- Aim of the task
Select from the data all lines with the word "Season".

- The records
|---|

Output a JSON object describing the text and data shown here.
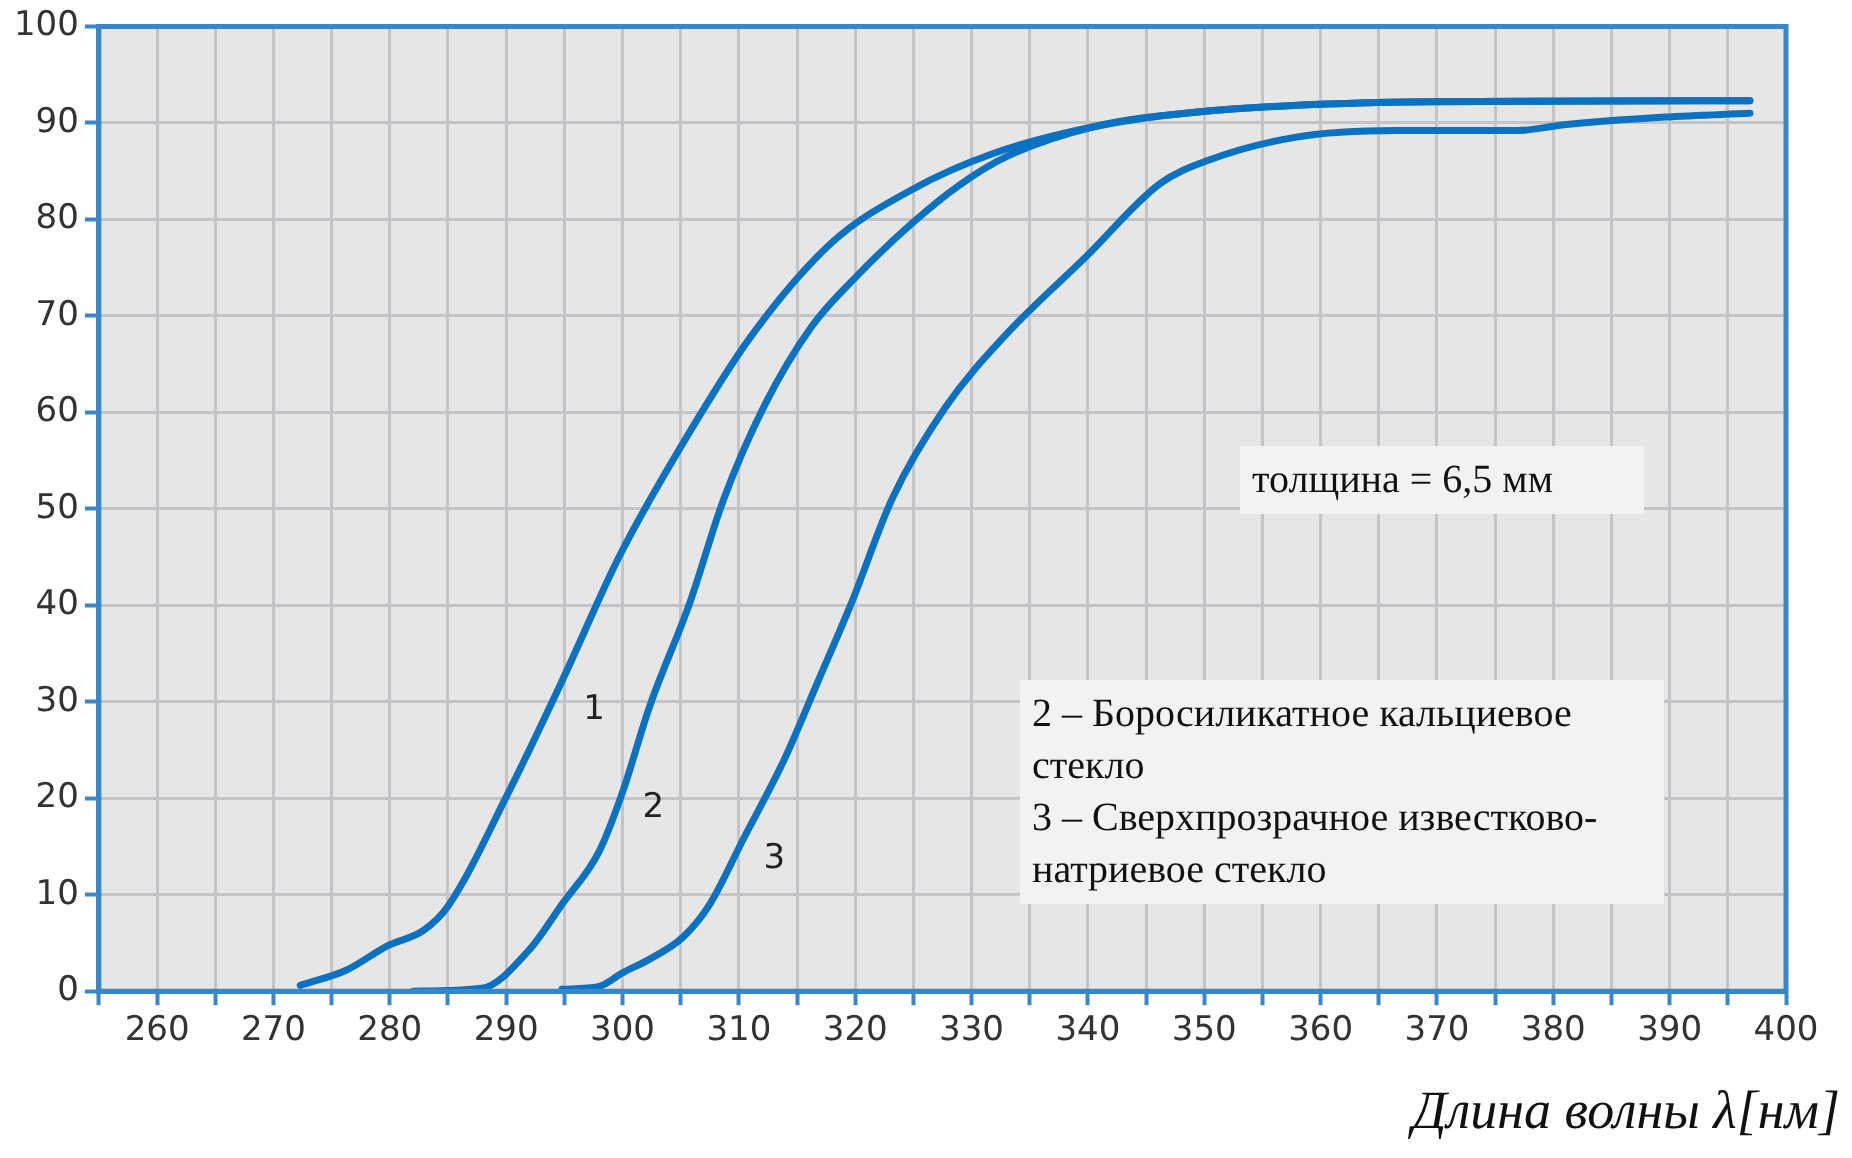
{
  "chart_data": {
    "type": "line",
    "xlabel": "Длина волны λ[нм]",
    "xlim": [
      255,
      400
    ],
    "xticks": [
      {
        "value": 255,
        "label": null
      },
      260,
      {
        "value": 265,
        "label": null
      },
      270,
      {
        "value": 275,
        "label": null
      },
      280,
      {
        "value": 285,
        "label": null
      },
      290,
      {
        "value": 295,
        "label": null
      },
      300,
      {
        "value": 305,
        "label": null
      },
      310,
      {
        "value": 315,
        "label": null
      },
      320,
      {
        "value": 325,
        "label": null
      },
      330,
      {
        "value": 335,
        "label": null
      },
      340,
      {
        "value": 345,
        "label": null
      },
      350,
      {
        "value": 355,
        "label": null
      },
      360,
      {
        "value": 365,
        "label": null
      },
      370,
      {
        "value": 375,
        "label": null
      },
      380,
      {
        "value": 385,
        "label": null
      },
      390,
      {
        "value": 395,
        "label": null
      },
      400
    ],
    "ylim": [
      0,
      100
    ],
    "yticks": [
      0,
      10,
      20,
      30,
      40,
      50,
      60,
      70,
      80,
      90,
      100
    ],
    "grid": true,
    "legend": false,
    "marker": "none",
    "line_style": "solid",
    "series": [
      {
        "name": "1",
        "color": "#0a72c0",
        "x": [
          272.3,
          276.3,
          279.8,
          282.9,
          285.0,
          290.2,
          294.9,
          299.7,
          304.9,
          311.0,
          318.0,
          324.9,
          331.8,
          340.5,
          349.2,
          369.4,
          396.9
        ],
        "values": [
          0.6,
          2.2,
          4.7,
          6.3,
          8.8,
          20.6,
          32.4,
          45,
          56.2,
          67.8,
          77.6,
          83.1,
          86.8,
          89.6,
          91.1,
          92.2,
          92.3
        ]
      },
      {
        "name": "2",
        "color": "#0a72c0",
        "x": [
          282,
          287.9,
          292,
          294.8,
          298,
          300,
          302.3,
          305.8,
          308.7,
          312.2,
          316.2,
          320.2,
          324.9,
          328.9,
          333,
          340.5,
          349.2,
          369.4,
          396.9
        ],
        "values": [
          0,
          0.3,
          4.3,
          9,
          14.5,
          20.6,
          29.4,
          40.3,
          51,
          60.7,
          68.8,
          74.2,
          79.6,
          83.5,
          86.5,
          89.6,
          91.1,
          92.2,
          92.3
        ]
      },
      {
        "name": "3",
        "color": "#0a72c0",
        "x": [
          294.8,
          298,
          300,
          302.3,
          305.2,
          307.5,
          310.4,
          313.9,
          316.8,
          319.7,
          323.2,
          327.8,
          333,
          339.9,
          346.2,
          350.3,
          357.8,
          366.5,
          376.9,
          380.9,
          389.6,
          396.9
        ],
        "values": [
          0.2,
          0.5,
          1.9,
          3.3,
          5.6,
          9,
          15.8,
          24,
          32.1,
          40.3,
          51.1,
          60.6,
          68.1,
          76.2,
          83.7,
          86.1,
          88.5,
          89.2,
          89.2,
          89.8,
          90.6,
          91.0
        ]
      }
    ],
    "annotations": [
      "толщина = 6,5 мм",
      "2 – Боросиликатное кальциевое стекло",
      "3 – Сверхпрозрачное известково-натриевое стекло"
    ]
  }
}
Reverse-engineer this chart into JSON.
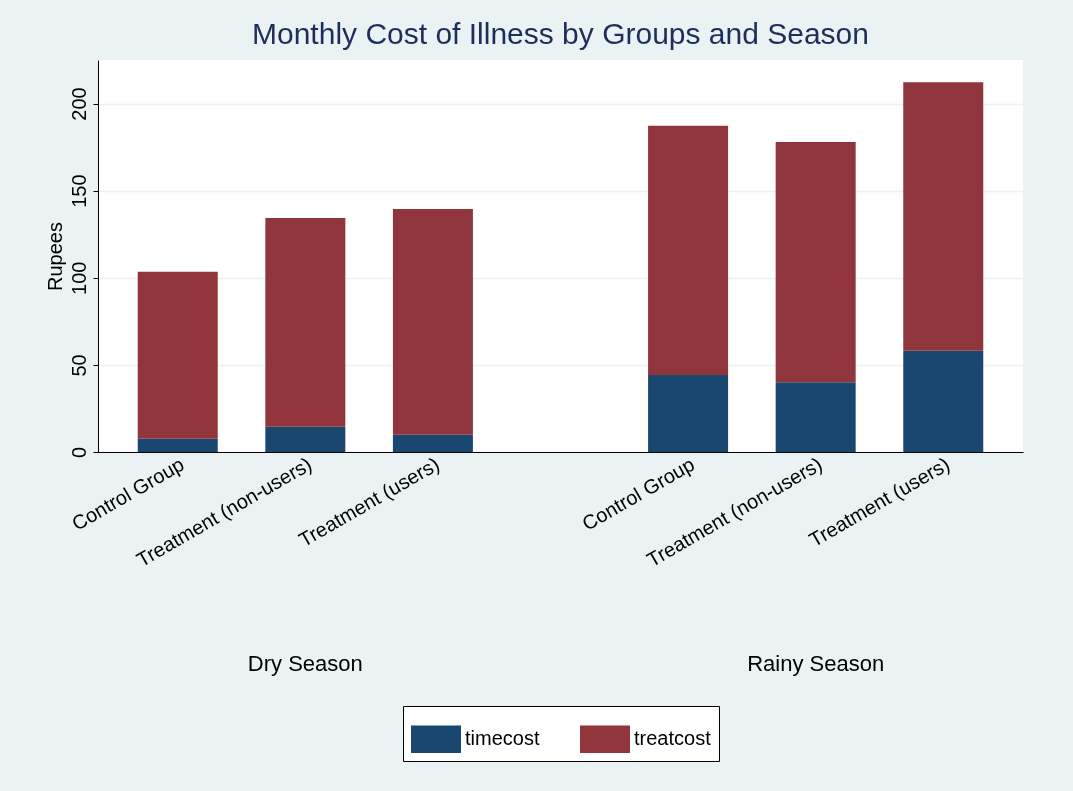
{
  "chart_data": {
    "type": "bar",
    "title": "Monthly Cost of Illness by Groups and Season",
    "ylabel": "Rupees",
    "categories": [
      "Control Group",
      "Treatment (non-users)",
      "Treatment (users)",
      null,
      "Control Group",
      "Treatment (non-users)",
      "Treatment (users)"
    ],
    "series": [
      {
        "name": "timecost",
        "color": "#1a476f",
        "values": [
          7.6,
          14.5,
          9.9,
          null,
          44.2,
          40.1,
          58.1
        ]
      },
      {
        "name": "treatcost",
        "color": "#90353b",
        "values": [
          95.9,
          119.8,
          129.6,
          null,
          143.0,
          137.8,
          154.1
        ]
      }
    ],
    "stacked": true,
    "ylim": [
      0,
      225
    ],
    "yticks": [
      0,
      50,
      100,
      150,
      200
    ],
    "grid": "y",
    "legend": "bottom",
    "annotations": [
      "Dry Season",
      "Rainy Season"
    ]
  }
}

|---|

- Full solution
    "title": "Monthly Cost of Illness by Groups and Season",
      "Dry Season",
      "Rainy Season"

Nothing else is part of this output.